● Task objective: Check every line of the entries below for the word "this", and copy the ones that have it.

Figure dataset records
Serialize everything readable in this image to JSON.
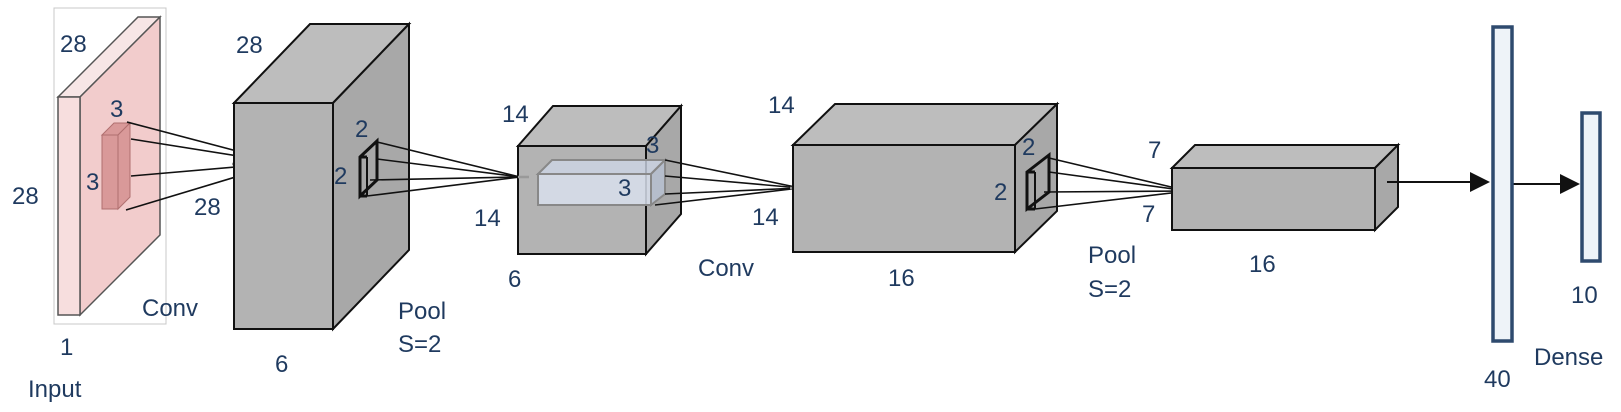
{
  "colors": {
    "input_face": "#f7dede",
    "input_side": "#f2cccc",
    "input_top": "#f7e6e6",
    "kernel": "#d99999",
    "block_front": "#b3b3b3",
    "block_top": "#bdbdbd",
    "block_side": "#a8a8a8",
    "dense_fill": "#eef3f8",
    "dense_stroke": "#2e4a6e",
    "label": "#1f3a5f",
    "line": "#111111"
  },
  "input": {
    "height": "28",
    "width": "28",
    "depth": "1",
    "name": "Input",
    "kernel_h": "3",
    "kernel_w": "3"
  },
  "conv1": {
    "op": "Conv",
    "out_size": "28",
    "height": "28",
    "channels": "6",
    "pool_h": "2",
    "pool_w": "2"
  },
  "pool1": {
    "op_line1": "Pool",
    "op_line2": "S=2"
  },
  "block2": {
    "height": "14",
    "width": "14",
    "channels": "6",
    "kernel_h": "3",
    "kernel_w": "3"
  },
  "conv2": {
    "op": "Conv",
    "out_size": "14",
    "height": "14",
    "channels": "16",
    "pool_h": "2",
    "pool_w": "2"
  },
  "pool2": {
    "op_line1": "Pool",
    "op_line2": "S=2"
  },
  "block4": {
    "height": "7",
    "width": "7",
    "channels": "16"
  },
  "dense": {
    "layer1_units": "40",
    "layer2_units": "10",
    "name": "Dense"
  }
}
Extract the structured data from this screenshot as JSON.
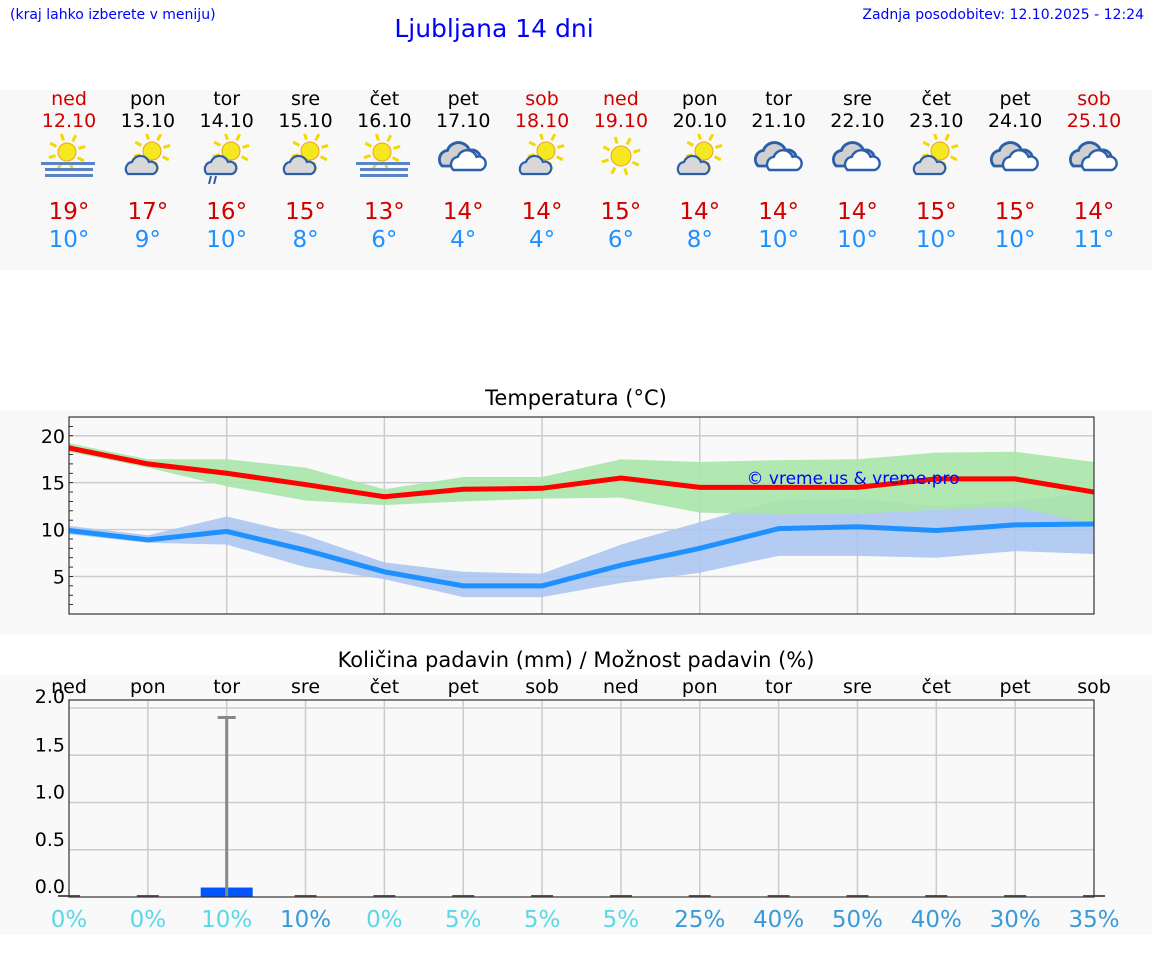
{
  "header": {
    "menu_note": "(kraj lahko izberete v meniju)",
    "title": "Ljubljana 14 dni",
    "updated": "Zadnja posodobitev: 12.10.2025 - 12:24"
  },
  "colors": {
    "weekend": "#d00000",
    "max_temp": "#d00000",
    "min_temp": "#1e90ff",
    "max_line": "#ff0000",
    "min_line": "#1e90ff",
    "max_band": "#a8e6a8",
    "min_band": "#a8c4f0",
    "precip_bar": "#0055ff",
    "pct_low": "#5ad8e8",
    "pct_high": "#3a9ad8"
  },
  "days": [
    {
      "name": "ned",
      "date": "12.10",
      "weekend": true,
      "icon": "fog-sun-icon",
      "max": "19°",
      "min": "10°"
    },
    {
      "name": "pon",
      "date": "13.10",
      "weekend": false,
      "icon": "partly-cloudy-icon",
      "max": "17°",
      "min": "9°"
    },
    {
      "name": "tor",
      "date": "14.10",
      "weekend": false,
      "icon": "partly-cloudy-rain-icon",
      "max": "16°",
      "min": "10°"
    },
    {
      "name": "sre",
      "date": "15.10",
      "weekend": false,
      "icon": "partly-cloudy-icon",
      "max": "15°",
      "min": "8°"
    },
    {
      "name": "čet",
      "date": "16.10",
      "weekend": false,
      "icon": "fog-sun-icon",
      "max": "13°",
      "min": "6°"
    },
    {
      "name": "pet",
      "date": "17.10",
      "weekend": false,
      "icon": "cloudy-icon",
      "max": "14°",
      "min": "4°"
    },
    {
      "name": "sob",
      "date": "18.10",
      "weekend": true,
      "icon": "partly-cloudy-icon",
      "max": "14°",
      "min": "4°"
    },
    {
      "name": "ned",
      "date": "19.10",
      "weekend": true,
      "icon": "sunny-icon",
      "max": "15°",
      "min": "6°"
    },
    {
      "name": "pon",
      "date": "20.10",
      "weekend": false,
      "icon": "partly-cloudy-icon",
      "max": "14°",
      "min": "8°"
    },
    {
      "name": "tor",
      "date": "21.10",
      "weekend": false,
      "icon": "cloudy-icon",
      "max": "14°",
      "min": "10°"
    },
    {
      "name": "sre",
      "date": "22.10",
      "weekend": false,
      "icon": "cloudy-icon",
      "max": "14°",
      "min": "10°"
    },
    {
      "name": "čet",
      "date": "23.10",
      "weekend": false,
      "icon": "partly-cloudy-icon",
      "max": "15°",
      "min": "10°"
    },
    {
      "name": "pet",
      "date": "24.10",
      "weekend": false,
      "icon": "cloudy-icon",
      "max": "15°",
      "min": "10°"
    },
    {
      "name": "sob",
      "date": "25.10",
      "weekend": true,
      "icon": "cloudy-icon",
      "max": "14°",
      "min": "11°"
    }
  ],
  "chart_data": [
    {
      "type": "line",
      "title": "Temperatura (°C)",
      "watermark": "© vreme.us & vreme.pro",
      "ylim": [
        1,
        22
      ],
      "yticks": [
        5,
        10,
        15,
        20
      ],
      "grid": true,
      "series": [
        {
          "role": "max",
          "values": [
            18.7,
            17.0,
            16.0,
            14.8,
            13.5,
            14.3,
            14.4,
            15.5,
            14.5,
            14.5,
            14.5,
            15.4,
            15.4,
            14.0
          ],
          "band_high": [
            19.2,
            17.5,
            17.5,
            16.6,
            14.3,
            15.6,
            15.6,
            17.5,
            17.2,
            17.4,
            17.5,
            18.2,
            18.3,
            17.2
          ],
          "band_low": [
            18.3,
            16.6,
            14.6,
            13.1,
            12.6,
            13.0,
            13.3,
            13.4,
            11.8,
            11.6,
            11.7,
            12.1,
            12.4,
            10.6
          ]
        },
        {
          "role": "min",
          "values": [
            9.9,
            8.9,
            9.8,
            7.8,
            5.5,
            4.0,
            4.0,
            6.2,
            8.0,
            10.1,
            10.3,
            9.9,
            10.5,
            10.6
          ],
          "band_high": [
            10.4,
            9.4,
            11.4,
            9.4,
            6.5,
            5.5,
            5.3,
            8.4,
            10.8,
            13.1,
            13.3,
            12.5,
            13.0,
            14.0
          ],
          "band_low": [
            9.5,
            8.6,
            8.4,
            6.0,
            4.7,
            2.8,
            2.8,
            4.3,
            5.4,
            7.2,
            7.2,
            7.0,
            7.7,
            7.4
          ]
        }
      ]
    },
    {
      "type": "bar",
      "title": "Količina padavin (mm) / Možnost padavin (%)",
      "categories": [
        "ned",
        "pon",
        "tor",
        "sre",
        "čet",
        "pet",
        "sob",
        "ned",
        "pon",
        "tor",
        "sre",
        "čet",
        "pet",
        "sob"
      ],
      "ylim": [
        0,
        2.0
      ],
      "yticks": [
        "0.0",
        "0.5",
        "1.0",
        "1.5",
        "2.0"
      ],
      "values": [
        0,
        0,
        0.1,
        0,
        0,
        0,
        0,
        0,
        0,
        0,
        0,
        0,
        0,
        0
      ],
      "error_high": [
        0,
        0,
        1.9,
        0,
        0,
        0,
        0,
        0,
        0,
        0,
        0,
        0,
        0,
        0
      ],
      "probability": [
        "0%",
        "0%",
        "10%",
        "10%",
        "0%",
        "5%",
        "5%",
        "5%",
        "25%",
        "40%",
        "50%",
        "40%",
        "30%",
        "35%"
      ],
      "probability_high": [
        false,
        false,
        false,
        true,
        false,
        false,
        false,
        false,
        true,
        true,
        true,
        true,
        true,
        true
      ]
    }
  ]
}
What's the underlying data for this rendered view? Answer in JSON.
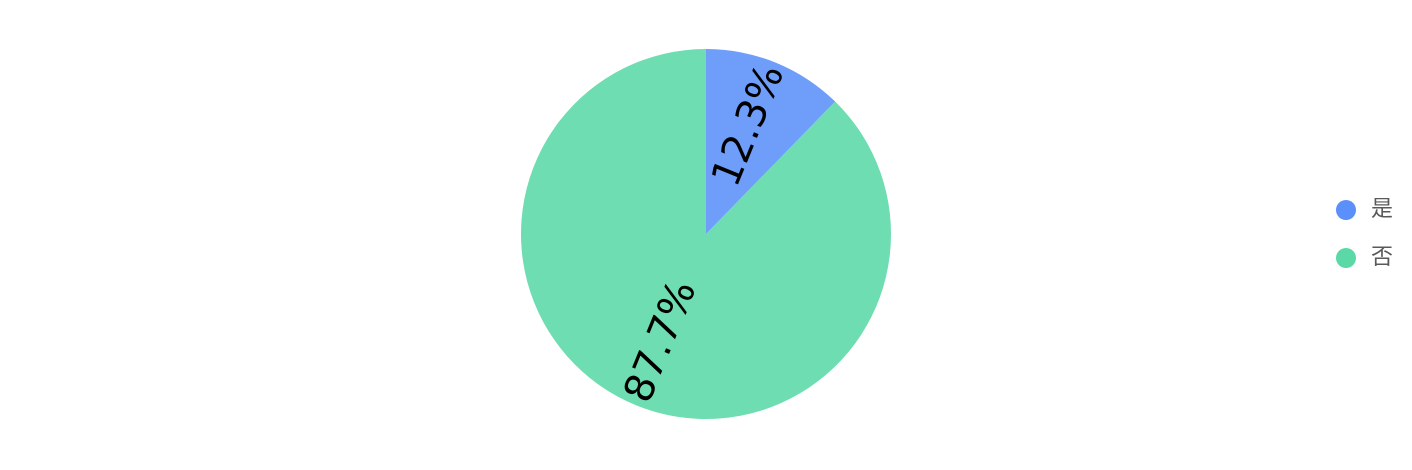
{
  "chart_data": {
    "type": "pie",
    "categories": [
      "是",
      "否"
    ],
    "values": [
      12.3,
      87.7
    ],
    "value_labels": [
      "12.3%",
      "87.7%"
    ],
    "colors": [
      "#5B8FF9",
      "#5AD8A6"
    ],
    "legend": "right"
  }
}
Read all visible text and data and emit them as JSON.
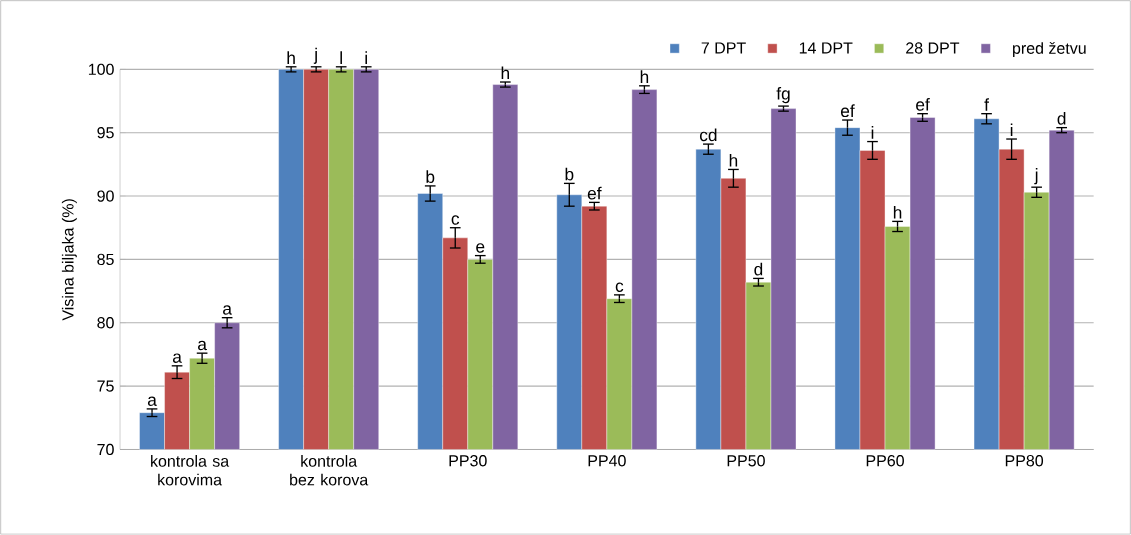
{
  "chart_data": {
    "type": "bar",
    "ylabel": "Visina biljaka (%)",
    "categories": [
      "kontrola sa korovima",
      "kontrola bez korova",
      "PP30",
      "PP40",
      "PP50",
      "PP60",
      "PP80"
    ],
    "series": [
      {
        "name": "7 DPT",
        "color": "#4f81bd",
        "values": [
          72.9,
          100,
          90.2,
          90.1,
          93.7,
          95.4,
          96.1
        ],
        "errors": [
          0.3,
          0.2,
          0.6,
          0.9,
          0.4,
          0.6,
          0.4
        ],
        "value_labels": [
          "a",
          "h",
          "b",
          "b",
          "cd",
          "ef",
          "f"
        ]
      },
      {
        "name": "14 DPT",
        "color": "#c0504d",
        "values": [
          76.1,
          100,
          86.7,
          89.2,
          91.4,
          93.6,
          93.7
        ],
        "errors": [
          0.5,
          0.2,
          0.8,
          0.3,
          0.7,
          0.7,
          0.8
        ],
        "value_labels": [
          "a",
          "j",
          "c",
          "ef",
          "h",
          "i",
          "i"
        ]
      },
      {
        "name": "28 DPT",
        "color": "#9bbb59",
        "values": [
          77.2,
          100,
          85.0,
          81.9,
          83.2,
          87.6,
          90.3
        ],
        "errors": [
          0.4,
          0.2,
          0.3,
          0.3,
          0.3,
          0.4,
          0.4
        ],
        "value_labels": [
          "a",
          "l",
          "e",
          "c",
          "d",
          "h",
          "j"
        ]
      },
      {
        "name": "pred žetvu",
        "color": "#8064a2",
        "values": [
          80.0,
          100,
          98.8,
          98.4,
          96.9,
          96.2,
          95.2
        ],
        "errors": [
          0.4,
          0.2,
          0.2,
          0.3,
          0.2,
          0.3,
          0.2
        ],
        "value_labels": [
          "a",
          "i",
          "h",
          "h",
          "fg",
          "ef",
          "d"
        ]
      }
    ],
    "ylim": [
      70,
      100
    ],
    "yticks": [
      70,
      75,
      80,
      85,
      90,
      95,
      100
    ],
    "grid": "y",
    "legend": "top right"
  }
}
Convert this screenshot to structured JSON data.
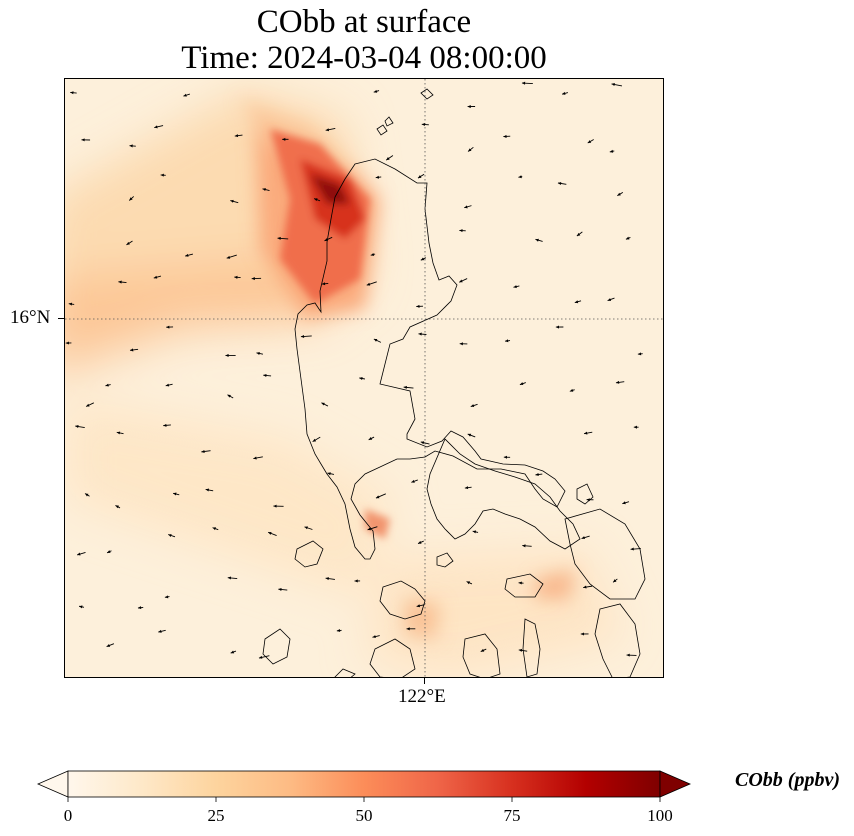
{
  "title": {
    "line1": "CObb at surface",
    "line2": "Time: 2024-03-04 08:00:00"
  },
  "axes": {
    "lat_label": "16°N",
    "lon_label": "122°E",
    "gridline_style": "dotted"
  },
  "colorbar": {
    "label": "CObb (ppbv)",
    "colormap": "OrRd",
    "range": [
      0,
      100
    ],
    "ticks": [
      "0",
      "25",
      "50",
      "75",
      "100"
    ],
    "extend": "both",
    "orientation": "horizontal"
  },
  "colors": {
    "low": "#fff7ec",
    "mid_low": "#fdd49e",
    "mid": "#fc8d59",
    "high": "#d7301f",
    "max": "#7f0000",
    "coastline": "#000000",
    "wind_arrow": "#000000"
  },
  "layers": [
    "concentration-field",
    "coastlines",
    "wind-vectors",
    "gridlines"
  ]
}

● Correct result:
Serialize everything readable in this image to JSON.
Extract the structured data from this screenshot as JSON.
What's the underlying data for this rendered view? Answer in JSON.
Convert this screenshot to structured JSON data.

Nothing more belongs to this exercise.